Set problem:
Repeat every record below exactly as written.

Data provided:
========

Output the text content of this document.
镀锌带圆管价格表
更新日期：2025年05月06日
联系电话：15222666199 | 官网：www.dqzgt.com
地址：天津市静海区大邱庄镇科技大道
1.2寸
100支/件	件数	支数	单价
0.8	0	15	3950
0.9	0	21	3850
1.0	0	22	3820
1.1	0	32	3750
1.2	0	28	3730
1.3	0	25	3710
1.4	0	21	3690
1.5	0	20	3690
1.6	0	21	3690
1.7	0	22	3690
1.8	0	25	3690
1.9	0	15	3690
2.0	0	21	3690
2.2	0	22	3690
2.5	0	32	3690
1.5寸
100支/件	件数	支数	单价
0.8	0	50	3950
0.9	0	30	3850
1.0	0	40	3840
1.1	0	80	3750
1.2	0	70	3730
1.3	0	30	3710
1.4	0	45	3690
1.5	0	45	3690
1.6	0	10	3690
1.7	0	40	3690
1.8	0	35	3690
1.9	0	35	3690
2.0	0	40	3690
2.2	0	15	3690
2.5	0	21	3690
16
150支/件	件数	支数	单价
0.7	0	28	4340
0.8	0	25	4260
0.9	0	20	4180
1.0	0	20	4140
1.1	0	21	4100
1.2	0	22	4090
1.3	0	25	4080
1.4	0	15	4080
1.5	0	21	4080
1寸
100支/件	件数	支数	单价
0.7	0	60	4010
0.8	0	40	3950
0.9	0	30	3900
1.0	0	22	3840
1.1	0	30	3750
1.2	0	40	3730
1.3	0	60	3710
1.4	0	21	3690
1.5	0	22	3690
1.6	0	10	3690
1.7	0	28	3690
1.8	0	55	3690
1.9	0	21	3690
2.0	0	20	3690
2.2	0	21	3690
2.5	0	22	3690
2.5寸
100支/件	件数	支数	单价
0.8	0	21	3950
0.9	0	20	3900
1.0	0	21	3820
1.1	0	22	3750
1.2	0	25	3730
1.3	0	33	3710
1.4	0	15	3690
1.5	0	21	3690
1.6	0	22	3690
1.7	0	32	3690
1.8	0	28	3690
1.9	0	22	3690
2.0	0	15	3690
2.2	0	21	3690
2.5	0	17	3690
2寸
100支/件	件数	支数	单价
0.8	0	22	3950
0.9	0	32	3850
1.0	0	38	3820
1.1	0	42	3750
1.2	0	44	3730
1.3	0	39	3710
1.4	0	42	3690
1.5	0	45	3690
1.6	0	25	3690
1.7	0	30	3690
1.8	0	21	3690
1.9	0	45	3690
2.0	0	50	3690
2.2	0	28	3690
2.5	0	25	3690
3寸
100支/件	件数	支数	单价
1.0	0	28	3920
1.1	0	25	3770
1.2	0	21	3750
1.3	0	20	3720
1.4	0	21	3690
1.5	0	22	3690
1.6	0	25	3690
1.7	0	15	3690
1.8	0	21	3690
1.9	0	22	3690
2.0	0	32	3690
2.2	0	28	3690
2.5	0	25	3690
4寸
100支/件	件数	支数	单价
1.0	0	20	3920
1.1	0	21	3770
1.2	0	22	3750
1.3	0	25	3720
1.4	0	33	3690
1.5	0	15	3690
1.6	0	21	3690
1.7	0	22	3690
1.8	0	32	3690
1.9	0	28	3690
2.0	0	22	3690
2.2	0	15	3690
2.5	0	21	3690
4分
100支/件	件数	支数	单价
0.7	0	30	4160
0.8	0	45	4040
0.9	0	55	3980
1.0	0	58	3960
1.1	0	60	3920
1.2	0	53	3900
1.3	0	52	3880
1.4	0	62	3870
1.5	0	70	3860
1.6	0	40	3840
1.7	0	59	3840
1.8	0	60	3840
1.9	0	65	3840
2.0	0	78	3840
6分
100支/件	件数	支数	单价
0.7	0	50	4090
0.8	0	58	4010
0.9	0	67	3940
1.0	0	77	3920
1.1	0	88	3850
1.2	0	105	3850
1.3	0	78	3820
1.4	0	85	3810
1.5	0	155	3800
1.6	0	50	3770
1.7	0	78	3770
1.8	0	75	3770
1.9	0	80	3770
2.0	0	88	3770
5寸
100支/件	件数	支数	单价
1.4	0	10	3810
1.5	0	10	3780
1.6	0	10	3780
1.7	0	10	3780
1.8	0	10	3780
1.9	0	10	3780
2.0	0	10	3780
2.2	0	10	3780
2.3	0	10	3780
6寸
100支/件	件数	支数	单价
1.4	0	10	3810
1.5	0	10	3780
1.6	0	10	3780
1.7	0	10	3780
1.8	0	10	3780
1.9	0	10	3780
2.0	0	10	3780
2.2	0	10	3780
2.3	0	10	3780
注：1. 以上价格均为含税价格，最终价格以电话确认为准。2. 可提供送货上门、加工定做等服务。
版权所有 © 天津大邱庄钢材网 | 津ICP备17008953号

========

Task solution:
Output the text content of this document.
镀锌带圆管价格表
更新日期：2025年05月06日
联系电话：15222666199 | 官网：www.dqzgt.com
地址：天津市静海区大邱庄镇科技大道
1.2寸
100支/件	件数	支数	单价
0.8	0	15	3950
0.9	0	21	3850
1.0	0	22	3820
1.1	0	32	3750
1.2	0	28	3730
1.3	0	25	3710
1.4	0	21	3690
1.5	0	20	3690
1.6	0	21	3690
1.7	0	22	3690
1.8	0	25	3690
1.9	0	15	3690
2.0	0	21	3690
2.2	0	22	3690
2.5	0	32	3690
1.5寸
100支/件	件数	支数	单价
0.8	0	50	3950
0.9	0	30	3850
1.0	0	40	3840
1.1	0	80	3750
1.2	0	70	3730
1.3	0	30	3710
1.4	0	45	3690
1.5	0	45	3690
1.6	0	10	3690
1.7	0	40	3690
1.8	0	35	3690
1.9	0	35	3690
2.0	0	40	3690
2.2	0	15	3690
2.5	0	21	3690
16
150支/件	件数	支数	单价
0.7	0	28	4340
0.8	0	25	4260
0.9	0	20	4180
1.0	0	20	4140
1.1	0	21	4100
1.2	0	22	4090
1.3	0	25	4080
1.4	0	15	4080
1.5	0	21	4080
1寸
100支/件	件数	支数	单价
0.7	0	60	4010
0.8	0	40	3950
0.9	0	30	3900
1.0	0	22	3840
1.1	0	30	3750
1.2	0	40	3730
1.3	0	60	3710
1.4	0	21	3690
1.5	0	22	3690
1.6	0	10	3690
1.7	0	28	3690
1.8	0	55	3690
1.9	0	21	3690
2.0	0	20	3690
2.2	0	21	3690
2.5	0	22	3690
2.5寸
100支/件	件数	支数	单价
0.8	0	21	3950
0.9	0	20	3900
1.0	0	21	3820
1.1	0	22	3750
1.2	0	25	3730
1.3	0	33	3710
1.4	0	15	3690
1.5	0	21	3690
1.6	0	22	3690
1.7	0	32	3690
1.8	0	28	3690
1.9	0	22	3690
2.0	0	15	3690
2.2	0	21	3690
2.5	0	17	3690
2寸
100支/件	件数	支数	单价
0.8	0	22	3950
0.9	0	32	3850
1.0	0	38	3820
1.1	0	42	3750
1.2	0	44	3730
1.3	0	39	3710
1.4	0	42	3690
1.5	0	45	3690
1.6	0	25	3690
1.7	0	30	3690
1.8	0	21	3690
1.9	0	45	3690
2.0	0	50	3690
2.2	0	28	3690
2.5	0	25	3690
3寸
100支/件	件数	支数	单价
1.0	0	28	3920
1.1	0	25	3770
1.2	0	21	3750
1.3	0	20	3720
1.4	0	21	3690
1.5	0	22	3690
1.6	0	25	3690
1.7	0	15	3690
1.8	0	21	3690
1.9	0	22	3690
2.0	0	32	3690
2.2	0	28	3690
2.5	0	25	3690
4寸
100支/件	件数	支数	单价
1.0	0	20	3920
1.1	0	21	3770
1.2	0	22	3750
1.3	0	25	3720
1.4	0	33	3690
1.5	0	15	3690
1.6	0	21	3690
1.7	0	22	3690
1.8	0	32	3690
1.9	0	28	3690
2.0	0	22	3690
2.2	0	15	3690
2.5	0	21	3690
4分
100支/件	件数	支数	单价
0.7	0	30	4160
0.8	0	45	4040
0.9	0	55	3980
1.0	0	58	3960
1.1	0	60	3920
1.2	0	53	3900
1.3	0	52	3880
1.4	0	62	3870
1.5	0	70	3860
1.6	0	40	3840
1.7	0	59	3840
1.8	0	60	3840
1.9	0	65	3840
2.0	0	78	3840
6分
100支/件	件数	支数	单价
0.7	0	50	4090
0.8	0	58	4010
0.9	0	67	3940
1.0	0	77	3920
1.1	0	88	3850
1.2	0	105	3850
1.3	0	78	3820
1.4	0	85	3810
1.5	0	155	3800
1.6	0	50	3770
1.7	0	78	3770
1.8	0	75	3770
1.9	0	80	3770
2.0	0	88	3770
5寸
100支/件	件数	支数	单价
1.4	0	10	3810
1.5	0	10	3780
1.6	0	10	3780
1.7	0	10	3780
1.8	0	10	3780
1.9	0	10	3780
2.0	0	10	3780
2.2	0	10	3780
2.3	0	10	3780
6寸
100支/件	件数	支数	单价
1.4	0	10	3810
1.5	0	10	3780
1.6	0	10	3780
1.7	0	10	3780
1.8	0	10	3780
1.9	0	10	3780
2.0	0	10	3780
2.2	0	10	3780
2.3	0	10	3780
注：1. 以上价格均为含税价格，最终价格以电话确认为准。2. 可提供送货上门、加工定做等服务。
版权所有 © 天津大邱庄钢材网 | 津ICP备17008953号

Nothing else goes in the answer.